■ Task details: Select all lines with the string "subtitle" in them, and copy those lines.

┄┄┄┄┄┄

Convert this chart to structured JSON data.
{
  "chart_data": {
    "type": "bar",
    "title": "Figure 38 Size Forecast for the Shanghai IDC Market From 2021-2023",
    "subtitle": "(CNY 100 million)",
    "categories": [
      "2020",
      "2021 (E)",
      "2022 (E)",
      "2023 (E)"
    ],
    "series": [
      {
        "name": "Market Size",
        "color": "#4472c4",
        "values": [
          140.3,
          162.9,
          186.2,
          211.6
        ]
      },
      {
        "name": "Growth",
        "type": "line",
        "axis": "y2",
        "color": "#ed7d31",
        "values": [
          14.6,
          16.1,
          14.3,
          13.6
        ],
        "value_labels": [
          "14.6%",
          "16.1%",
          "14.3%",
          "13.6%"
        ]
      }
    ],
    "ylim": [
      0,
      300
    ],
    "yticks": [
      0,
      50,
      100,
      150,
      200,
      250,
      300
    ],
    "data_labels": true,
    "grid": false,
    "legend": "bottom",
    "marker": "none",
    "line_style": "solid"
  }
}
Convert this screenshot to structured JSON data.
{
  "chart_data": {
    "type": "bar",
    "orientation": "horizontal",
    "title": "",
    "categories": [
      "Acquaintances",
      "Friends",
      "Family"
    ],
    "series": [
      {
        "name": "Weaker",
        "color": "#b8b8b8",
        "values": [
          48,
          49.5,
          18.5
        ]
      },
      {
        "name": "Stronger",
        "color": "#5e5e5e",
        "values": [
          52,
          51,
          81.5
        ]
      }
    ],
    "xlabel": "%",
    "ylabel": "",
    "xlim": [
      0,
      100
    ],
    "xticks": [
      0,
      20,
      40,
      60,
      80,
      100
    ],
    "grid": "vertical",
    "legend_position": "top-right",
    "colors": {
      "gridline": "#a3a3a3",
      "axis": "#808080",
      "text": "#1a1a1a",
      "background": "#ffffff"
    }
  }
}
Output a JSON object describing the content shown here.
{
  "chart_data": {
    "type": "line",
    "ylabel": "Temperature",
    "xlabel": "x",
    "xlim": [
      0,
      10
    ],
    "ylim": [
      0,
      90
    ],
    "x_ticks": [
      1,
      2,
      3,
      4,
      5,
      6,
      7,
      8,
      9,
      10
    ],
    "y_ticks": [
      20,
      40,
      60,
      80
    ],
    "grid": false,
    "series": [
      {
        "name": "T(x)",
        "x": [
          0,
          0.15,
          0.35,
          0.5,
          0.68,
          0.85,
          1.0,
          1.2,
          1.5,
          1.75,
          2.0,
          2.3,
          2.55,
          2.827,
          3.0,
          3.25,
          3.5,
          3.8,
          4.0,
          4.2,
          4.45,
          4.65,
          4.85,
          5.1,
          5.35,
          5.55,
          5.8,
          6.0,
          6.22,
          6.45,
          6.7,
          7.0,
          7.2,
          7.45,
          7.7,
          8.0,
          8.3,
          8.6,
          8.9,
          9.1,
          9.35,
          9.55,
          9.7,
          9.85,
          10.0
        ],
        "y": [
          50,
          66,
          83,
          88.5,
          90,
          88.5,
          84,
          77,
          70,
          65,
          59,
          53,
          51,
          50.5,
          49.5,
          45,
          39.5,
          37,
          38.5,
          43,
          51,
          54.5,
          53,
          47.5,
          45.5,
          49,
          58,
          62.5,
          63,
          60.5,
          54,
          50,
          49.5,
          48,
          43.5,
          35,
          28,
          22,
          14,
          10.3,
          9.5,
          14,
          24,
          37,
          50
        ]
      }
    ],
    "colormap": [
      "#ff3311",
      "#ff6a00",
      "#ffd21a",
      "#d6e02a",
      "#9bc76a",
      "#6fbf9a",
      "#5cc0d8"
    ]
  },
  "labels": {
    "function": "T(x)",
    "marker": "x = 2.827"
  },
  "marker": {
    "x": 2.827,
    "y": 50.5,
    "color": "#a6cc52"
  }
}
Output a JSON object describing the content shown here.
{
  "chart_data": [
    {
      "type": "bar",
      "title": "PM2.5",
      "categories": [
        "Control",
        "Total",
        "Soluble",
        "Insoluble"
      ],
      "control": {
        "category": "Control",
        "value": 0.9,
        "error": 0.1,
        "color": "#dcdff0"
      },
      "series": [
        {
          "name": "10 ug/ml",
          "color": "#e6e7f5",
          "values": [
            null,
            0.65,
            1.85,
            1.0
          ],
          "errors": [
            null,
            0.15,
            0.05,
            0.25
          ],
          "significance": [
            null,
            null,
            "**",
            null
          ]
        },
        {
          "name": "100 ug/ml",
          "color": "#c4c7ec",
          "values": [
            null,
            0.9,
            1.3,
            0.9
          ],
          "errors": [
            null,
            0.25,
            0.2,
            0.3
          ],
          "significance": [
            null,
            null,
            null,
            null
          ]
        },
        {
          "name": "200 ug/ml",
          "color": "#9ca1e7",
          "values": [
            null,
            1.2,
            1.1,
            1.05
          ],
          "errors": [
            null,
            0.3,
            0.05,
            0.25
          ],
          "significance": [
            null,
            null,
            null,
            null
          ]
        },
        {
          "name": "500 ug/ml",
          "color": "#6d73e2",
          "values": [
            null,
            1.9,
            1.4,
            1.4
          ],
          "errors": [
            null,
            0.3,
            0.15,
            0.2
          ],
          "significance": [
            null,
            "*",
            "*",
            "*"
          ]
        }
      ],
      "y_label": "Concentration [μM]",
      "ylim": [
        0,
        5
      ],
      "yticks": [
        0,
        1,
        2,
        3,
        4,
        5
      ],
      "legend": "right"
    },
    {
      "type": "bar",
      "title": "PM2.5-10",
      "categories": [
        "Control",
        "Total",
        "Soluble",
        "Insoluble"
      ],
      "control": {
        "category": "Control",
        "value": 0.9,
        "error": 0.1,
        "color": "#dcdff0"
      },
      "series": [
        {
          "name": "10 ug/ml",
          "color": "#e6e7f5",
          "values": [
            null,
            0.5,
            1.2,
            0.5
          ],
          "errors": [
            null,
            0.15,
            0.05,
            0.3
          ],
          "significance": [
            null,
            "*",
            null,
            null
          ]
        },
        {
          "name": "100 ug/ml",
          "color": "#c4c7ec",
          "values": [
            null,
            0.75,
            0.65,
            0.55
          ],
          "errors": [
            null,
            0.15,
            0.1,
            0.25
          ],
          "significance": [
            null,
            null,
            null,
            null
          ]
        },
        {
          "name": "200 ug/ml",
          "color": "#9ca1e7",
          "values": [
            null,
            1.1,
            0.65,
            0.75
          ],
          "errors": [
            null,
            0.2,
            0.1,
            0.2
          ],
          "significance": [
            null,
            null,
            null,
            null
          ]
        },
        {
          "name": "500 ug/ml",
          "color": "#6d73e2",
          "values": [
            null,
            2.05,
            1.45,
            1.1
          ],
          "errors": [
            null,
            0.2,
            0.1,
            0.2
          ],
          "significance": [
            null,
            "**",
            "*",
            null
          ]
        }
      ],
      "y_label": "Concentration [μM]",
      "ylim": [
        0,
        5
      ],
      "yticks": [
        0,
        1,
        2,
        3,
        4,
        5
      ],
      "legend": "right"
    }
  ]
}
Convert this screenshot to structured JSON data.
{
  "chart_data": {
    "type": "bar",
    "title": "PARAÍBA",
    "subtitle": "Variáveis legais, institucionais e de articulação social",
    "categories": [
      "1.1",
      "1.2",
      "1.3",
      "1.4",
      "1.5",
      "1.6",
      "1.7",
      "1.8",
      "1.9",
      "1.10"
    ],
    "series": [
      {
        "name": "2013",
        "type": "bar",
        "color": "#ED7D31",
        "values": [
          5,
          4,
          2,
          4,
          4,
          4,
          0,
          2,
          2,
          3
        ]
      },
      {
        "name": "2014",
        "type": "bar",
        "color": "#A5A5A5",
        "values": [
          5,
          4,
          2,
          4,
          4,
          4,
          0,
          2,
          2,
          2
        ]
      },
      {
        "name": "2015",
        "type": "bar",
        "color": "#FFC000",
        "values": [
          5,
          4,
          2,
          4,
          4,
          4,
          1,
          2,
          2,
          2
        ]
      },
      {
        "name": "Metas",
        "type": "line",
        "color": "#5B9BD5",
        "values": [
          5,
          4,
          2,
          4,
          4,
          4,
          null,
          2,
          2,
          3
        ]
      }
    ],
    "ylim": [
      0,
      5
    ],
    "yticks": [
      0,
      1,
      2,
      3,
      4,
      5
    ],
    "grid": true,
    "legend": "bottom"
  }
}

┄┄┄┄┄┄

■ Reply:
    "subtitle": "(CNY 100 million)",
    "subtitle": "Variáveis legais, institucionais e de articulação social",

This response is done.